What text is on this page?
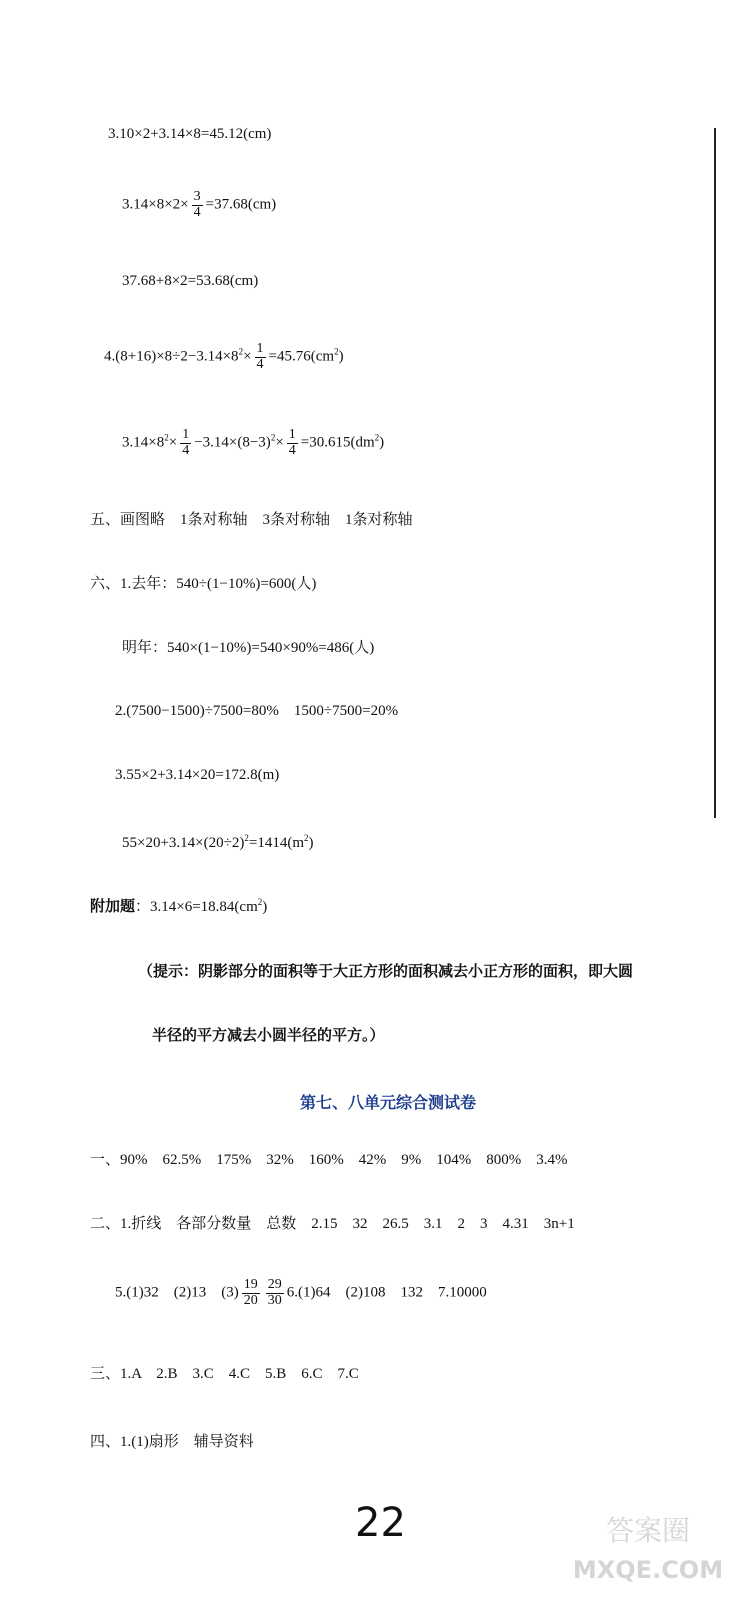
3.10×2+3.14×8=45.12(cm)
$3.14\times 8\times 2\times \frac{3}{4} =37.68(cm)$
37.68+8×2=53.68(cm)
$4.(8+16)\times 8\div 2-3.14\times 8^2\times \frac{1}{4} =45.76(cm^2)$
$3.14\times 8^2\times \frac{1}{4} -3.14\times(8-3)^2\times \frac{1}{4} =30.615(dm^2)$
五、画图略　1条对称轴　3条对称轴　1条对称轴
六、1.去年：540÷(1−10%)=600(人)
明年：540×(1−10%)=540×90%=486(人)
2.(7500−1500)÷7500=80%　1500÷7500=20%
3.55×2+3.14×20=172.8(m)
$55\times 20+3.14\times(20\div 2)^2=1414(m^2)$
附加题：$3.14\times 6=18.84(cm^2)$
（提示：阴影部分的面积等于大正方形的面积减去小正方形的面积，即大圆
半径的平方减去小圆半径的平方。）
第七、八单元综合测试卷
一、90%　62.5%　175%　32%　160%　42%　9%　104%　800%　3.4%
二、1.折线　各部分数量　总数　2.15　32　26.5　3.1　2　3　4.31　3n+1
5.(1)32　(2)13　$(3) \frac{19}{20} \frac{29}{30} 6.(1)64$　(2)108　132　7.10000
三、1.A　2.B　3.C　4.C　5.B　6.C　7.C
四、1.(1)扇形　辅导资料
22	答案圈
MXQE.COM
################
● **AIM**
Report the number of lines above containing the word "frac", with no other text.

● **THE RESULT**
4